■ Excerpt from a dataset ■
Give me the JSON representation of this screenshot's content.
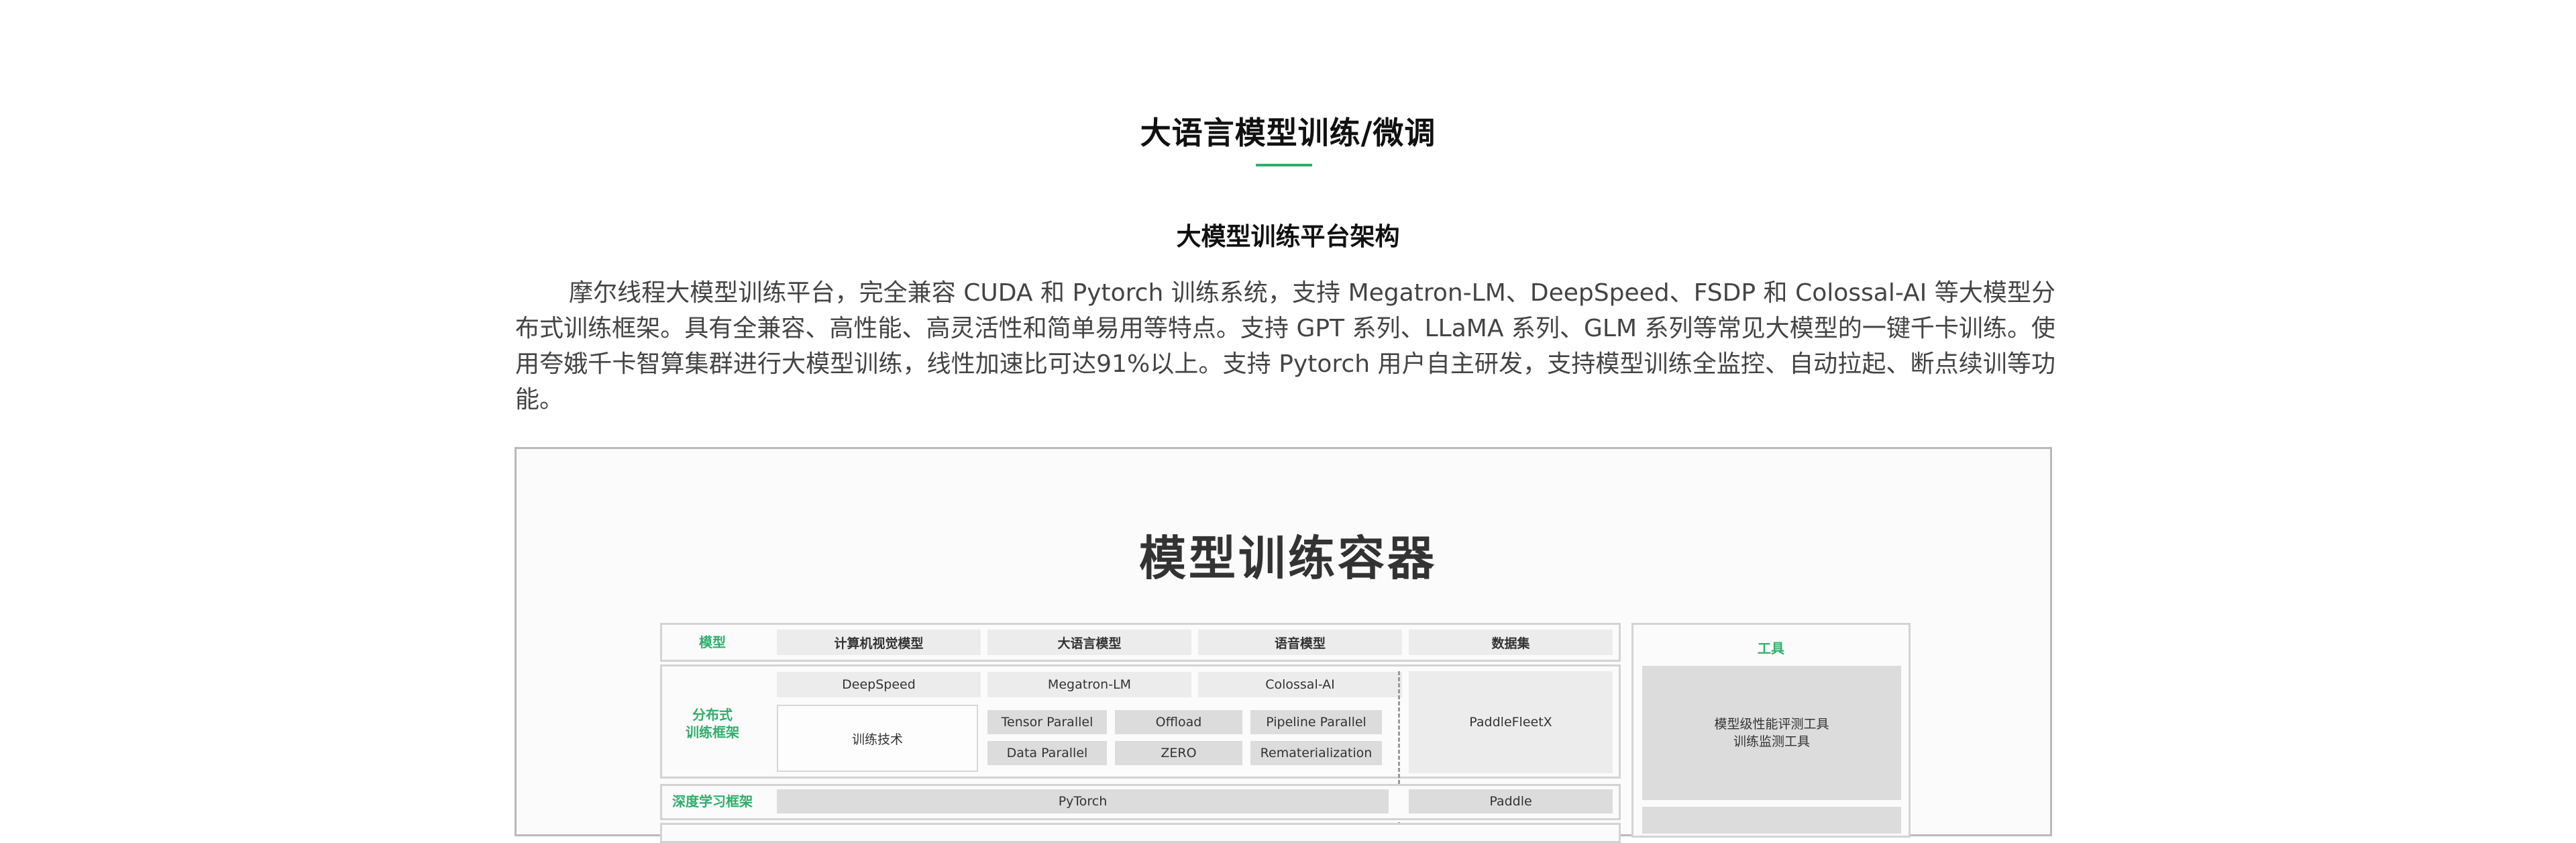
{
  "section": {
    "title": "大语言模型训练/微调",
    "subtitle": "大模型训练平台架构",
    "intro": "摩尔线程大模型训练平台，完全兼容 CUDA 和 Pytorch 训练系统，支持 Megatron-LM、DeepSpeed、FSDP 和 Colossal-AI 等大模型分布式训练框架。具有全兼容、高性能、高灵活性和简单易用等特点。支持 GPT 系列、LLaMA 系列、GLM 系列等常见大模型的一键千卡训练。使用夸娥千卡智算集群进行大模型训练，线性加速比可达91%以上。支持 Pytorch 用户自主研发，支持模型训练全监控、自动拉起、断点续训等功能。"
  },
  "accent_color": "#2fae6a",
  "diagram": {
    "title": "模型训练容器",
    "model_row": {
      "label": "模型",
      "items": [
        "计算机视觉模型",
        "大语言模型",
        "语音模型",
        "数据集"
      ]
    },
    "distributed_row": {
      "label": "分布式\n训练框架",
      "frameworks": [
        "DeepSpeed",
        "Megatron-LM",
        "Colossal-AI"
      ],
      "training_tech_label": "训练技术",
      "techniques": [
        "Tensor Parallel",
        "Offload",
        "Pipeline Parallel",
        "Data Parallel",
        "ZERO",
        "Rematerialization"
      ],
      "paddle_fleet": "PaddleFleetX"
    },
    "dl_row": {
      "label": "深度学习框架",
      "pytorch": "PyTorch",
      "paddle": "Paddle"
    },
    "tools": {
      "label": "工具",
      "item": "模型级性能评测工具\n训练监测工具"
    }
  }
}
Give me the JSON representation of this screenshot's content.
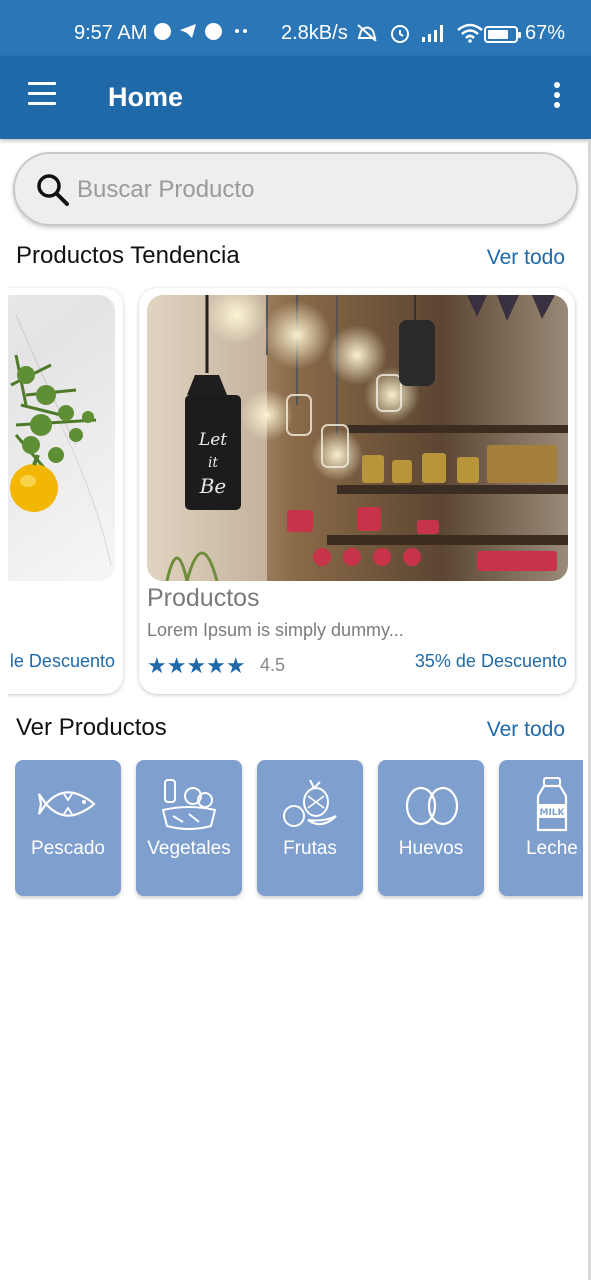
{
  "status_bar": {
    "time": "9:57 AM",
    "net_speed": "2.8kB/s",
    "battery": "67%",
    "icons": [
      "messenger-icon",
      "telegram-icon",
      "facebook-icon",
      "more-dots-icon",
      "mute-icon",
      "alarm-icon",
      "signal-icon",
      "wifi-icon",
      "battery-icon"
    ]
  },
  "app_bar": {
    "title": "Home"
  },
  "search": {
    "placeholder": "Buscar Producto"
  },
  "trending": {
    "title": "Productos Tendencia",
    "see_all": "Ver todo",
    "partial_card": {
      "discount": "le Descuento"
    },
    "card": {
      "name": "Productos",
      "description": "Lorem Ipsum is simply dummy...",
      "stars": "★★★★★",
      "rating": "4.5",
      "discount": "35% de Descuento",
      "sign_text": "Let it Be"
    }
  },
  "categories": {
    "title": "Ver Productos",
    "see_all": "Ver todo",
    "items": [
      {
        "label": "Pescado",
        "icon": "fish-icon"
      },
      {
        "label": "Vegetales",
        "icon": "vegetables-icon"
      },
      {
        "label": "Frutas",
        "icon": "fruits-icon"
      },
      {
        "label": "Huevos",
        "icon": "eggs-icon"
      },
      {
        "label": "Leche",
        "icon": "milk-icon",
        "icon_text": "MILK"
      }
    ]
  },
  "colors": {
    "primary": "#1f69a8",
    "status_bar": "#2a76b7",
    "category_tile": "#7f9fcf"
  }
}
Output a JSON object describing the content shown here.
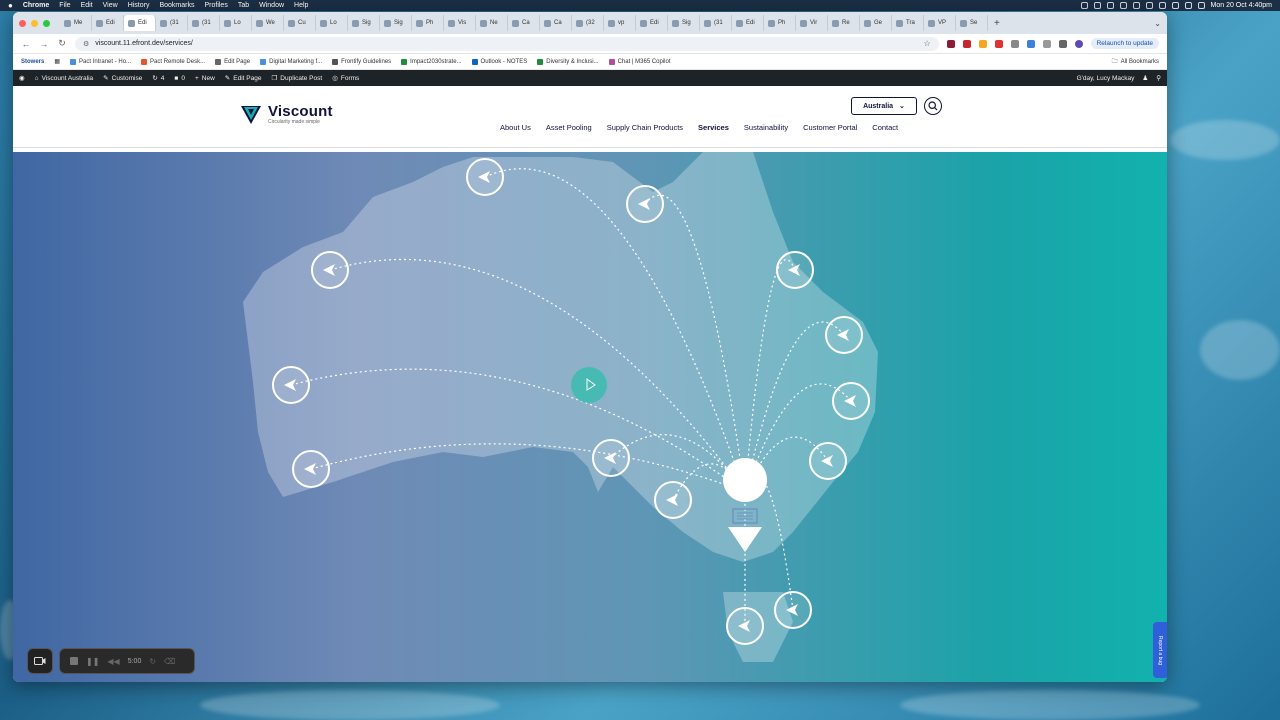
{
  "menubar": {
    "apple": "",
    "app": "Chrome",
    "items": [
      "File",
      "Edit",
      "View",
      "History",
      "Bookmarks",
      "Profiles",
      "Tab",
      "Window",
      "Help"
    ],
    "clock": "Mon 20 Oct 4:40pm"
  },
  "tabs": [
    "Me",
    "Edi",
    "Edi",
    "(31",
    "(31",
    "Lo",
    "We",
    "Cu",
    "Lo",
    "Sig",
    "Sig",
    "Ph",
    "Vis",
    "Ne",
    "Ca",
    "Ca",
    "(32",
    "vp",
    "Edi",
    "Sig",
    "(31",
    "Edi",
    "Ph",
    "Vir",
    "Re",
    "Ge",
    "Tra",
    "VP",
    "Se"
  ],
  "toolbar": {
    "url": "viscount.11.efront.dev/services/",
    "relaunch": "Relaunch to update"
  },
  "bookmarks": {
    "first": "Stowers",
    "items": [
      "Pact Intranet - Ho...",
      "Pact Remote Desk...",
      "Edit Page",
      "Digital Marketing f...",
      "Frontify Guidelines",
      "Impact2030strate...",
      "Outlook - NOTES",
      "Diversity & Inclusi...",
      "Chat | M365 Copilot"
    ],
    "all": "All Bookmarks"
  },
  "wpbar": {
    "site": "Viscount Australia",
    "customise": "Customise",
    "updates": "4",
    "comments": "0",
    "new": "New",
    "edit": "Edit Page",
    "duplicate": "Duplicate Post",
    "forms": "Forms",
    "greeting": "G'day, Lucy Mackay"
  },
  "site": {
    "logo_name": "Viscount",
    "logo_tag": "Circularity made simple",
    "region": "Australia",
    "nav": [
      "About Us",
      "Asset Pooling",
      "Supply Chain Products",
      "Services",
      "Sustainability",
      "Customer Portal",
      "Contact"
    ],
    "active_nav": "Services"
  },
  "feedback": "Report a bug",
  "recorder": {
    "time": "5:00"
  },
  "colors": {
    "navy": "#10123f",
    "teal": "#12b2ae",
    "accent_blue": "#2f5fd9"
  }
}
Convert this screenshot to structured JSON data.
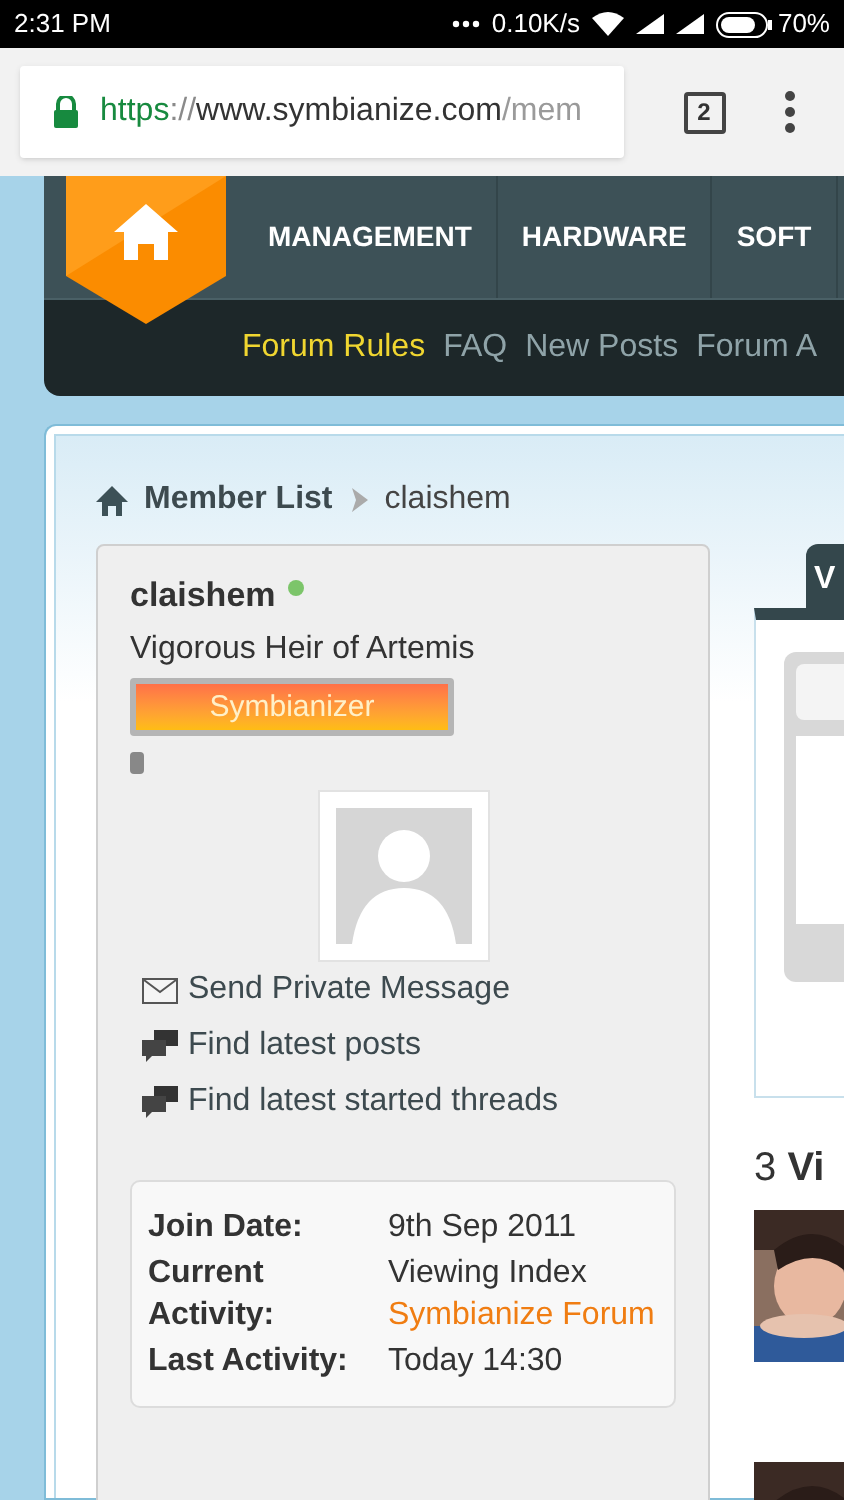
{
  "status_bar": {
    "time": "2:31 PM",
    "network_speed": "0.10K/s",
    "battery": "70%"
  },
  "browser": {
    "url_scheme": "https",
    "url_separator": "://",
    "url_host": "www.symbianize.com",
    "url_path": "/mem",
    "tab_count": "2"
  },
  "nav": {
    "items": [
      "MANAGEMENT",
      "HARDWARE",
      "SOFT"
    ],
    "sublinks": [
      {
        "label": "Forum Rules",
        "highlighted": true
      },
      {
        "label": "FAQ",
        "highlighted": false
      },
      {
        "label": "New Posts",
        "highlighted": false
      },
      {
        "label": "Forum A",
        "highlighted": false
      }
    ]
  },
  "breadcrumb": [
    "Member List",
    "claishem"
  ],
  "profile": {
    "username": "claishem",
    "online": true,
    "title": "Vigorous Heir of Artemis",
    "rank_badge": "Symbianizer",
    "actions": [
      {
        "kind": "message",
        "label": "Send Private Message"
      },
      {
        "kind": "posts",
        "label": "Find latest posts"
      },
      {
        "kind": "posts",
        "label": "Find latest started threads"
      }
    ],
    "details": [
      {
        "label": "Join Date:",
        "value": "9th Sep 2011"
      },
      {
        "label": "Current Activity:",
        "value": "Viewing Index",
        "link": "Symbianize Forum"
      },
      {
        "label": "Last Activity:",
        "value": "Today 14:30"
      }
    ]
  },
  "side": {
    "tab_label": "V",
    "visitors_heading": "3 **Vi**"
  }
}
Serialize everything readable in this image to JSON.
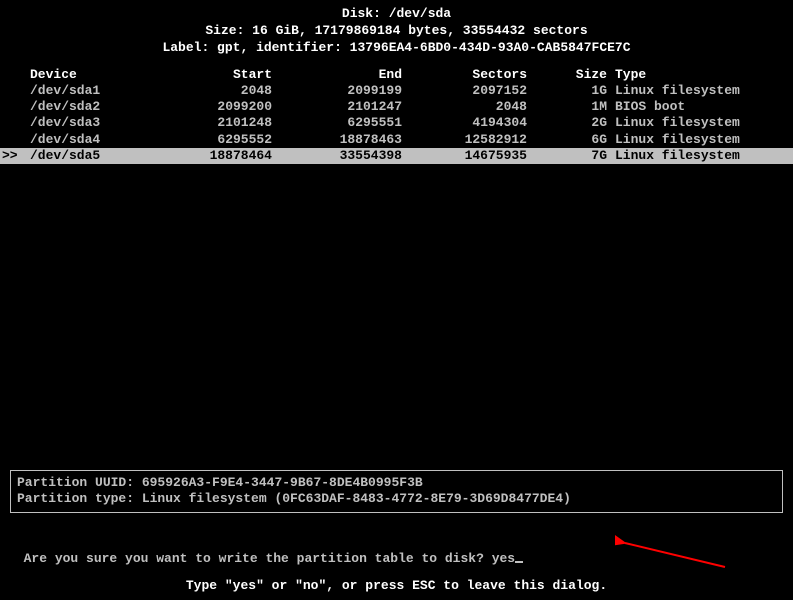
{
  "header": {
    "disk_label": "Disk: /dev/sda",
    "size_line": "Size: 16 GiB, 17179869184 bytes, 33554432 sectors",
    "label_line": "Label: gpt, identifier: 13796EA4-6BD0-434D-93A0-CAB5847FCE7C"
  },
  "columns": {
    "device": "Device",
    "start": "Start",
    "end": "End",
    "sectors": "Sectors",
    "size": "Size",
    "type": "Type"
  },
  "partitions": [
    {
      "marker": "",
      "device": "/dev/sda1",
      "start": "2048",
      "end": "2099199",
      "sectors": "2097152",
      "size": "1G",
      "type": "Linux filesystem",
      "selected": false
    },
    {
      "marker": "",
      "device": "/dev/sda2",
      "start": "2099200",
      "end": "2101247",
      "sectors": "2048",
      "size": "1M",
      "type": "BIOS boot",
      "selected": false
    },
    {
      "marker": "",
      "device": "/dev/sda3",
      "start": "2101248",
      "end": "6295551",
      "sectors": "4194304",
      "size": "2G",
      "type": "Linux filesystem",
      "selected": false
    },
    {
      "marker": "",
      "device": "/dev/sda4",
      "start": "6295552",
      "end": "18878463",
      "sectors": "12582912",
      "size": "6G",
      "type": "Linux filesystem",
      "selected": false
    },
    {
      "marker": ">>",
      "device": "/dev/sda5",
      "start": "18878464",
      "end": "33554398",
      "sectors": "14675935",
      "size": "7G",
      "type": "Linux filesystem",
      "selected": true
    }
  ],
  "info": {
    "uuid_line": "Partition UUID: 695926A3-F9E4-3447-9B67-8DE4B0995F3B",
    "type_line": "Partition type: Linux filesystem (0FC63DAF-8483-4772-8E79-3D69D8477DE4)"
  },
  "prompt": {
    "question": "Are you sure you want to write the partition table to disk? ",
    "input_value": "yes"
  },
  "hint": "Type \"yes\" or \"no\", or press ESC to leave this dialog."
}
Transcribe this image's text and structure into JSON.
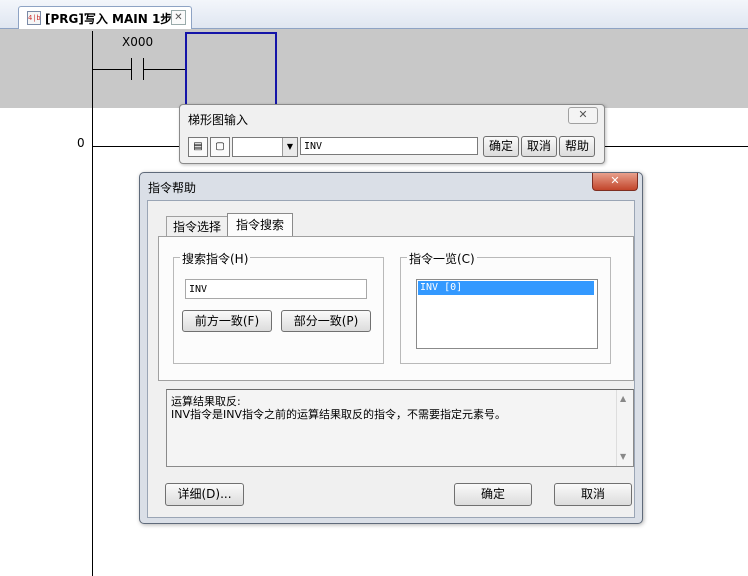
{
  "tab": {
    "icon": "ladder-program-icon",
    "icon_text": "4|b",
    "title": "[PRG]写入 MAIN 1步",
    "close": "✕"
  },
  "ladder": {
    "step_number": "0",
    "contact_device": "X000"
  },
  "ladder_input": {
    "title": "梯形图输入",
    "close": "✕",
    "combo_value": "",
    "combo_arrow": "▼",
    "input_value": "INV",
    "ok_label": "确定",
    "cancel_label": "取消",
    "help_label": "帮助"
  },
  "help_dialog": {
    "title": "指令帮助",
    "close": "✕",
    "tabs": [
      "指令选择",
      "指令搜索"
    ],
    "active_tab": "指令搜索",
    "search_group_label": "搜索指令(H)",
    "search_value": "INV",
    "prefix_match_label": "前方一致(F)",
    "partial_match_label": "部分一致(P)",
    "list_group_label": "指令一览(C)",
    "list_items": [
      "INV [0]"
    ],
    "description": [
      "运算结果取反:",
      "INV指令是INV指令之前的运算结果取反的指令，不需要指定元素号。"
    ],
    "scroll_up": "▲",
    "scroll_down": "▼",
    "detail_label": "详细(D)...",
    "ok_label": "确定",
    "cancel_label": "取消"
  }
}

■ AIM OF THE TASK ■
Copy every line of the listing that contains the word "Colossal".

■ RESULT FOR THIS TASK ■
    "intro": "摩尔线程大模型训练平台，完全兼容 CUDA 和 Pytorch 训练系统，支持 Megatron-LM、DeepSpeed、FSDP 和 Colossal-AI 等大模型分布式训练框架。具有全兼容、高性能、高灵活性和简单易用等特点。支持 GPT 系列、LLaMA 系列、GLM 系列等常见大模型的一键千卡训练。使用夸娥千卡智算集群进行大模型训练，线性加速比可达91%以上。支持 Pytorch 用户自主研发，支持模型训练全监控、自动拉起、断点续训等功能。"
        "Colossal-AI"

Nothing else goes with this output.